### TASK PROMPT
Extract each line bearing the word "dimensiones".

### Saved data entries
>>>

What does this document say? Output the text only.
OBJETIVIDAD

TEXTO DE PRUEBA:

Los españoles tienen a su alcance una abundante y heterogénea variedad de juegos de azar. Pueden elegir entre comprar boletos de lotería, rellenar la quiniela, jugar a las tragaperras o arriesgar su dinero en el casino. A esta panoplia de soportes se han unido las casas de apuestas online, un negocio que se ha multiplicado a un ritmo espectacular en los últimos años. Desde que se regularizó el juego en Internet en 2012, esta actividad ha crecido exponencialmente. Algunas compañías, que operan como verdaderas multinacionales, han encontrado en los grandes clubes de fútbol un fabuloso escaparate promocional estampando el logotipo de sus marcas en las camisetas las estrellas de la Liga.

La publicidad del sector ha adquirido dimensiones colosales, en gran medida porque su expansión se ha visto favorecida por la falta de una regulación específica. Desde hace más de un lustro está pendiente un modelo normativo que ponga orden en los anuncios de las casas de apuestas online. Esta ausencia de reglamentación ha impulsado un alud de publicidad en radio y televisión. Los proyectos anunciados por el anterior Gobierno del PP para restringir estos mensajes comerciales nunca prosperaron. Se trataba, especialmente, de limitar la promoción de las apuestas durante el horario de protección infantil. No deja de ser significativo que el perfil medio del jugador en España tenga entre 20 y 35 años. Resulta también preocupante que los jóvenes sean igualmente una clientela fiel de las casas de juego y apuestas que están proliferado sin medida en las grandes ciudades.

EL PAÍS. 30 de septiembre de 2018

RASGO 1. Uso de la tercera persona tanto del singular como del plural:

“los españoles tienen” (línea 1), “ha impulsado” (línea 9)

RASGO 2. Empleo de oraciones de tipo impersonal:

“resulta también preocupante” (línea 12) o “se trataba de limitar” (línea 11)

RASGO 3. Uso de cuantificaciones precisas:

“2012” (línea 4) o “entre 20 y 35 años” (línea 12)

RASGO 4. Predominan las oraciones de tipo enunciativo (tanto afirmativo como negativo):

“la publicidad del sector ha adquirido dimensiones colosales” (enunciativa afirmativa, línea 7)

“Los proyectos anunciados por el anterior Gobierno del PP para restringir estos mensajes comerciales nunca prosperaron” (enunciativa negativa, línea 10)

<<<
>>>

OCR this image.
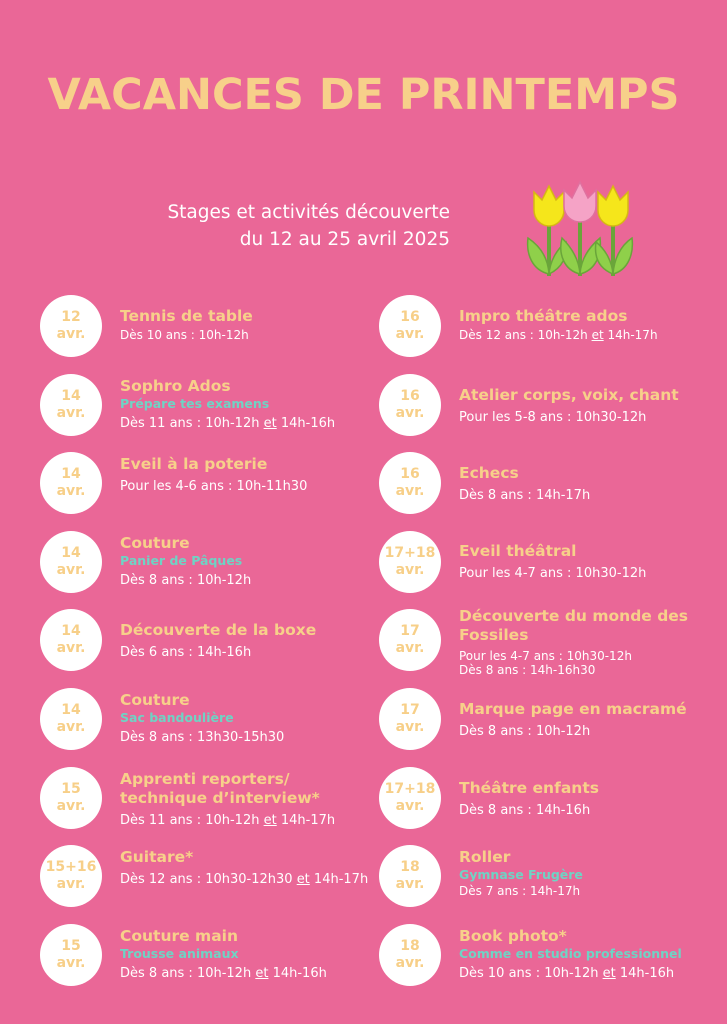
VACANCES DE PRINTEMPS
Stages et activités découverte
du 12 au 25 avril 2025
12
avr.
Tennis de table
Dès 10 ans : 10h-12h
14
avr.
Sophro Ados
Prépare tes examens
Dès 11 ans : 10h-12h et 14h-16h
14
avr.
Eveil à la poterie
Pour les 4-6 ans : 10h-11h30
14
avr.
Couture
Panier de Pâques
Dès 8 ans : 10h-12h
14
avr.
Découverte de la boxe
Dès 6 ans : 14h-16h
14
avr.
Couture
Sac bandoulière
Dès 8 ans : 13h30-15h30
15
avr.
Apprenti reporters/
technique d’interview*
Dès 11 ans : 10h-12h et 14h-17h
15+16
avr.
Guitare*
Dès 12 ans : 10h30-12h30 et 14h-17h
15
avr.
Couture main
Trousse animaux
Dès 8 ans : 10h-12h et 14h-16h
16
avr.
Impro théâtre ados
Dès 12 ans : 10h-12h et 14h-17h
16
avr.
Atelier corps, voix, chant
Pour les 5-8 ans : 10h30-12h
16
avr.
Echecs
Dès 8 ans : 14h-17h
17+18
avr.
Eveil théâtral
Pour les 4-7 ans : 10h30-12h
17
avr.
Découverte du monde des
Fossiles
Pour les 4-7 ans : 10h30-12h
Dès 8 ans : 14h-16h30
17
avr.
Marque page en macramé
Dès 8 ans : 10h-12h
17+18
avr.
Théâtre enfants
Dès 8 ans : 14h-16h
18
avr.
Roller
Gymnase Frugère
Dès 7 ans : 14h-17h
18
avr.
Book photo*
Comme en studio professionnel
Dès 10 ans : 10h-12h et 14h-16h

<<<
>>>

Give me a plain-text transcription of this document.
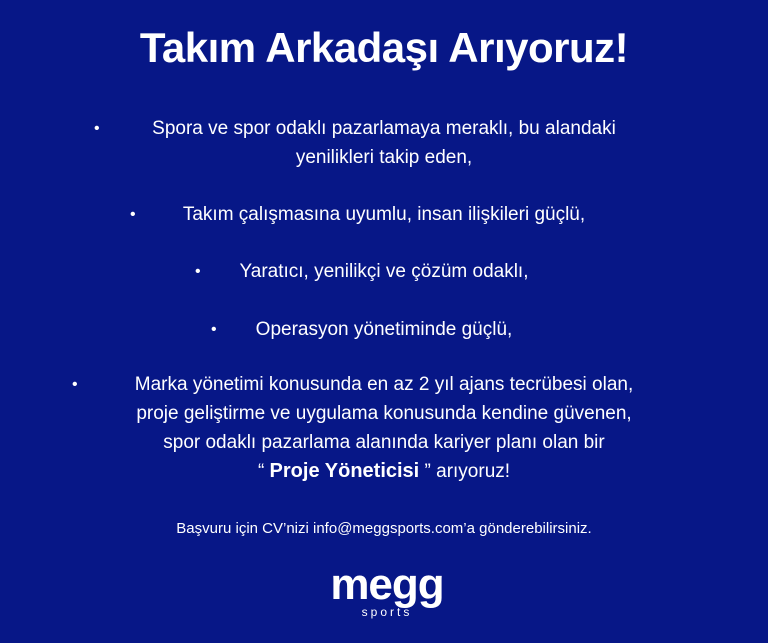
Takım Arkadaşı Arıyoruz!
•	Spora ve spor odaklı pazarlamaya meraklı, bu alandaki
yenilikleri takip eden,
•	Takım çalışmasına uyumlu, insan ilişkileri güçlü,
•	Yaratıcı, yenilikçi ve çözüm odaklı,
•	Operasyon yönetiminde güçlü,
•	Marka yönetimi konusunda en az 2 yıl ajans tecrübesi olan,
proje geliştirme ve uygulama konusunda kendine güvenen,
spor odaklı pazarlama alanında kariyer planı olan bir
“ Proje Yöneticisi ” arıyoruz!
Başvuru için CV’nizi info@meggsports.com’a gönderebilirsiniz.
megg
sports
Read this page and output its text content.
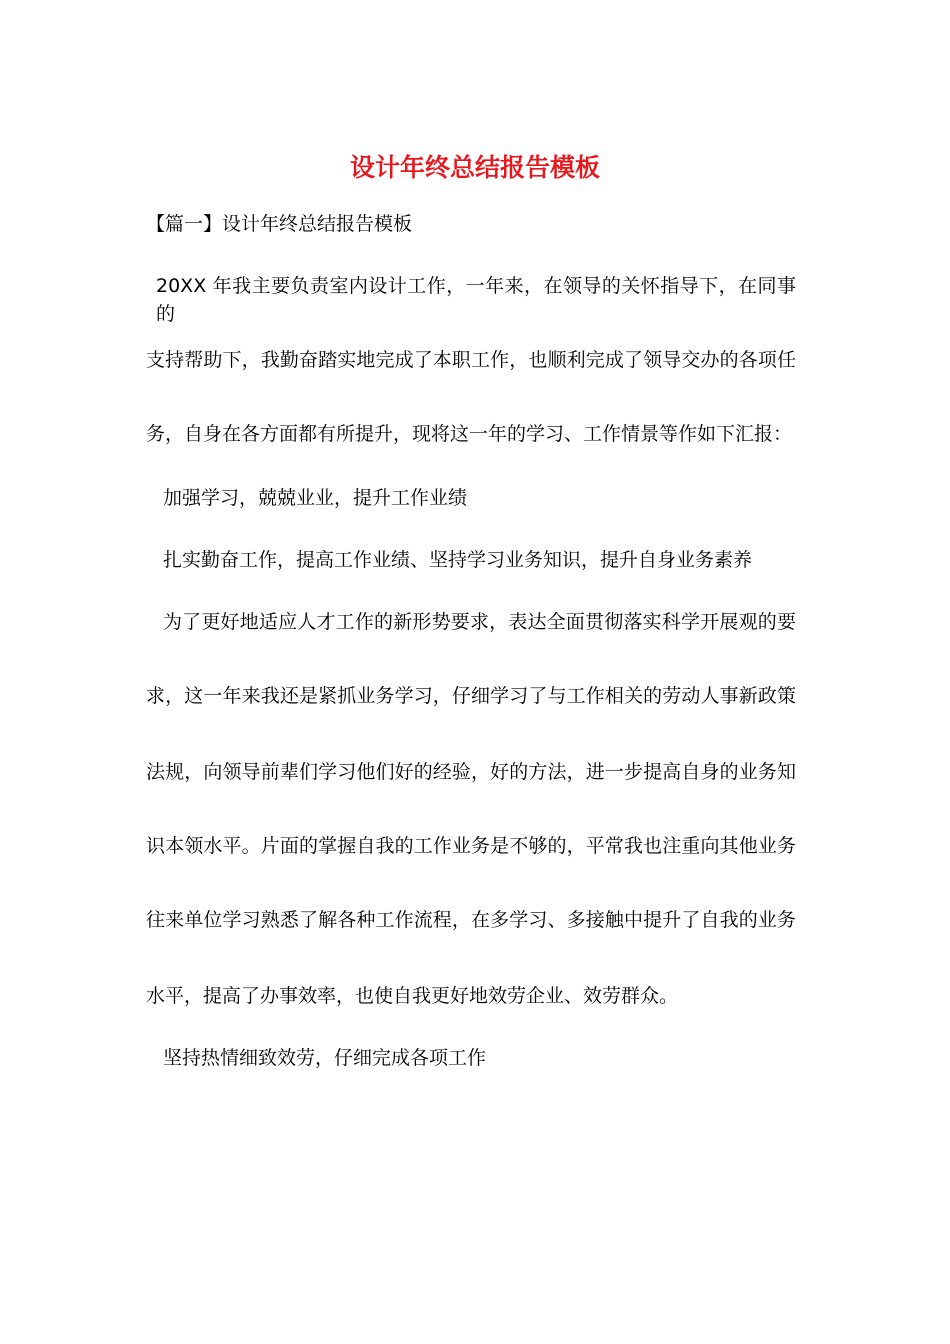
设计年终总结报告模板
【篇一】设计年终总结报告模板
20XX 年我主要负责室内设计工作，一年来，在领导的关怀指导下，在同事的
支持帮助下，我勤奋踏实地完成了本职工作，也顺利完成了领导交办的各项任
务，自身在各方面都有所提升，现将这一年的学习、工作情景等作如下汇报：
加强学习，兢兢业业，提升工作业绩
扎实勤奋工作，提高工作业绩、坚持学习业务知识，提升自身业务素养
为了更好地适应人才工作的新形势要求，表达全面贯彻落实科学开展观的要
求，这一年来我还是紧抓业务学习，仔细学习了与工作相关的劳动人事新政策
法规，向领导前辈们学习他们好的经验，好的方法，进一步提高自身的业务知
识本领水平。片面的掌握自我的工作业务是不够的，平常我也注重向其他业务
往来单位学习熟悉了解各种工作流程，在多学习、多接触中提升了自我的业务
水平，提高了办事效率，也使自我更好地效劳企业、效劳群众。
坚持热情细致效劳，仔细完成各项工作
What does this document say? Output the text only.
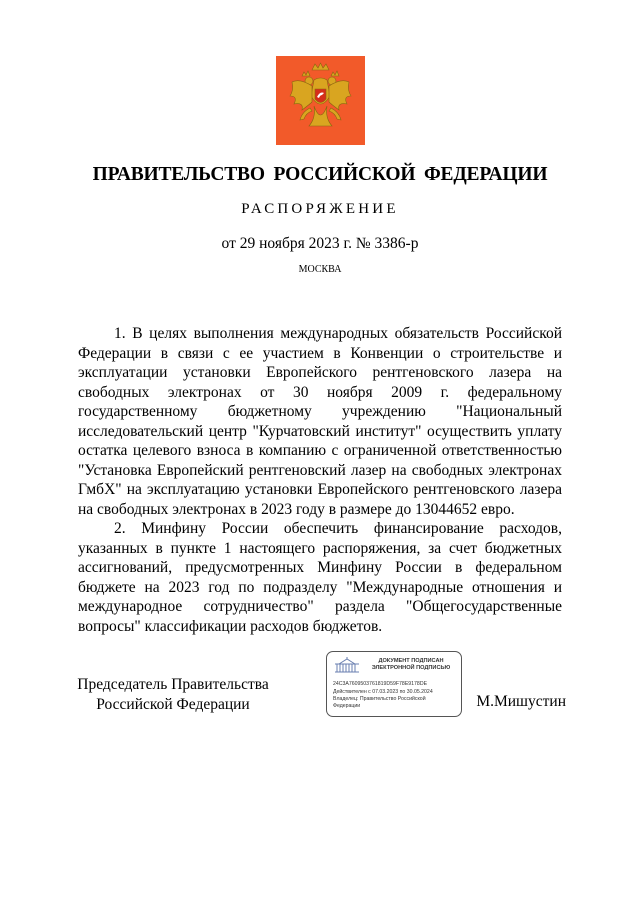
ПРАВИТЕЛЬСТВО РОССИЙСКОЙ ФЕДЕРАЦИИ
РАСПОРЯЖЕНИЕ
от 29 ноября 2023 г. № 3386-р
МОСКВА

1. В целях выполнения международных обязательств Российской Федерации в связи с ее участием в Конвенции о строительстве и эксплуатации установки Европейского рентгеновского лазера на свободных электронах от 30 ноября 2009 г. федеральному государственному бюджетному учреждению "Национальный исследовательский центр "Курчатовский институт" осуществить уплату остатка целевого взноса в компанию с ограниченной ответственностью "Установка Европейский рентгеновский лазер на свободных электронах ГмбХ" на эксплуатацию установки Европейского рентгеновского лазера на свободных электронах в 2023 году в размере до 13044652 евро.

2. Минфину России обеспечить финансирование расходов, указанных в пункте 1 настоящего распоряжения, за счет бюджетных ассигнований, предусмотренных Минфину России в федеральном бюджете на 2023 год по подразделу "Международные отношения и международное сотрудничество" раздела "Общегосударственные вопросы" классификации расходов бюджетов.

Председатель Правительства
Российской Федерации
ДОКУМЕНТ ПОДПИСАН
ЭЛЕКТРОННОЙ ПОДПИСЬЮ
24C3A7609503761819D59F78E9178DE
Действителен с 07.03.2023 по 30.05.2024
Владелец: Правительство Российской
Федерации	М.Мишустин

<<<

### THE COMPLETED TASK
La publicidad del sector ha adquirido dimensiones colosales, en gran medida porque su expansión se ha visto favorecida por la falta de una regulación específica. Desde hace más de un lustro está pendiente un modelo normativo que ponga orden en los anuncios de las casas de apuestas online. Esta ausencia de reglamentación ha impulsado un alud de publicidad en radio y televisión. Los proyectos anunciados por el anterior Gobierno del PP para restringir estos mensajes comerciales nunca prosperaron. Se trataba, especialmente, de limitar la promoción de las apuestas durante el horario de protección infantil. No deja de ser significativo que el perfil medio del jugador en España tenga entre 20 y 35 años. Resulta también preocupante que los jóvenes sean igualmente una clientela fiel de las casas de juego y apuestas que están proliferado sin medida en las grandes ciudades.
“la publicidad del sector ha adquirido dimensiones colosales” (enunciativa afirmativa, línea 7)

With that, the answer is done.